Tally the lines below that contain "security". The number is the whole answer.

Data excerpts
• • • • • • •

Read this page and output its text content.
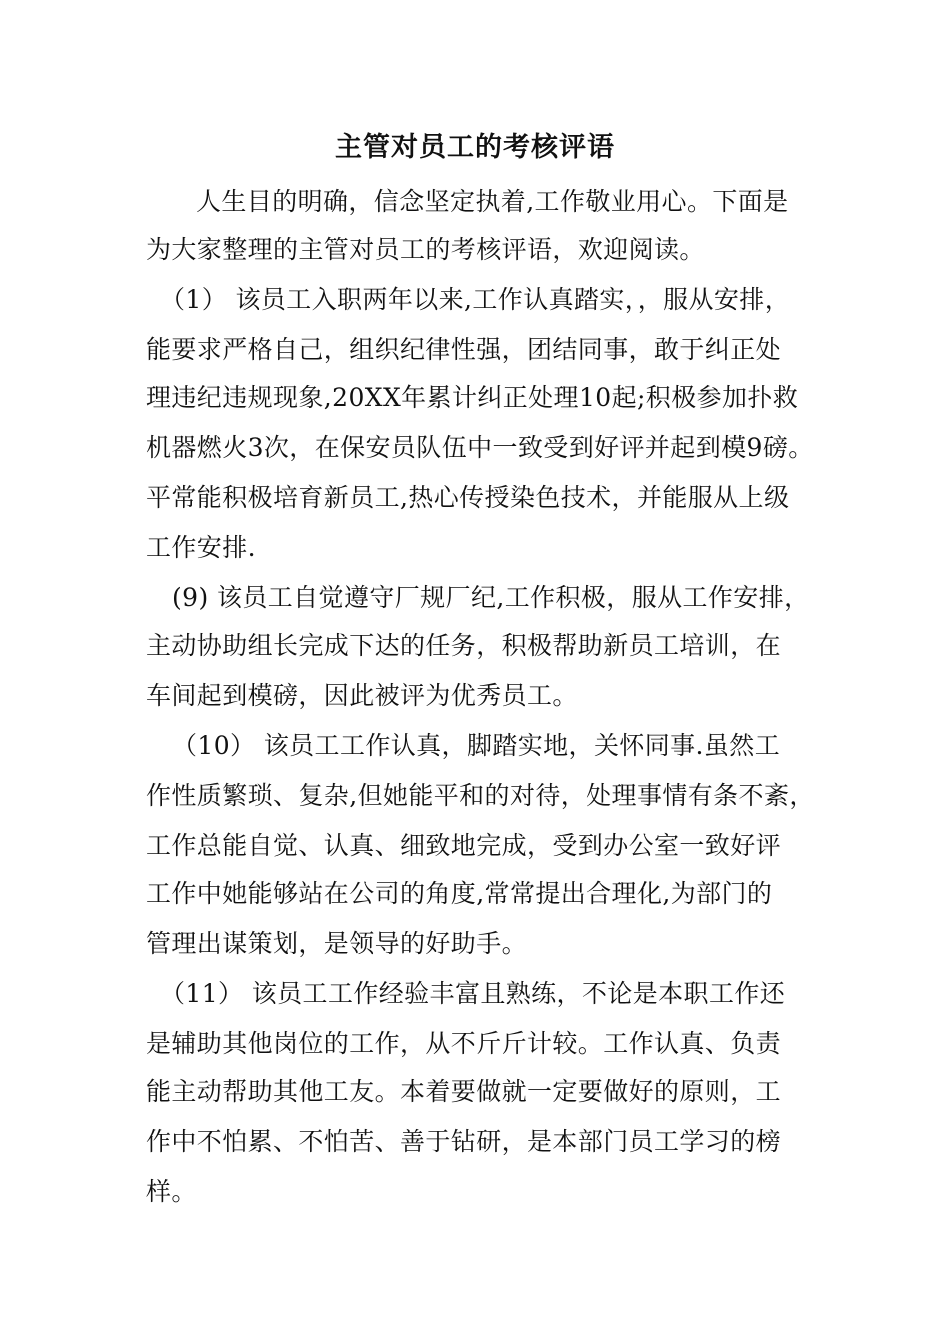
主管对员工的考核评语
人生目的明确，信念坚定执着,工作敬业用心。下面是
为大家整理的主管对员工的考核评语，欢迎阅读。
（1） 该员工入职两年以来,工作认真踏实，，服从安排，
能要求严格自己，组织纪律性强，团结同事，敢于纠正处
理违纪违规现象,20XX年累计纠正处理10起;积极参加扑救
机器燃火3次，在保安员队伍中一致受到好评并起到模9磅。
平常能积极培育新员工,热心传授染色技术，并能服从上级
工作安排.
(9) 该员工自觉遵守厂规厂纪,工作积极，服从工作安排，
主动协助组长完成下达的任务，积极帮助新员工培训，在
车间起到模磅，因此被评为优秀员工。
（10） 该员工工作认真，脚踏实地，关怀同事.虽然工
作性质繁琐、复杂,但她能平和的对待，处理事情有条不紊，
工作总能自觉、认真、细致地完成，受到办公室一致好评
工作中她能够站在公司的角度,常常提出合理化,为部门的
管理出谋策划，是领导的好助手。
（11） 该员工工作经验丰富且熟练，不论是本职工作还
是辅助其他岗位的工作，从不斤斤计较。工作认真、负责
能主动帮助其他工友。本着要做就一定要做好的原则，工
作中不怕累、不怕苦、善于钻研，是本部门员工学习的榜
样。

• • • • • • •

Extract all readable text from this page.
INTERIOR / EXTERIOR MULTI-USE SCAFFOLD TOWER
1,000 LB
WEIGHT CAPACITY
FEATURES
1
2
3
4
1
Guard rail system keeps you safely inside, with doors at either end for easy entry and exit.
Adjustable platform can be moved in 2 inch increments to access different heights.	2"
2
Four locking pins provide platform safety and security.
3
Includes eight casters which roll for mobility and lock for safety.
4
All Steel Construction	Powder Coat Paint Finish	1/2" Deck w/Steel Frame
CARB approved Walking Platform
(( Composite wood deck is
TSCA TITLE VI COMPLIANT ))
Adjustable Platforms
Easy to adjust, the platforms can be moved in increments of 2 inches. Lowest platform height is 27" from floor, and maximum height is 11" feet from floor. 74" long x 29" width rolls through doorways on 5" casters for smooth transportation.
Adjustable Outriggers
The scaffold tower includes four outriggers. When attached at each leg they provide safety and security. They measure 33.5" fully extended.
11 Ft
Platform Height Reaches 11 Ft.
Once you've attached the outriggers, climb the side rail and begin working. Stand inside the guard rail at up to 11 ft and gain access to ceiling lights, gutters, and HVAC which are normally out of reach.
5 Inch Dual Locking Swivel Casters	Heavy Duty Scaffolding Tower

• • • • • • •

* _Response to the exercise_
2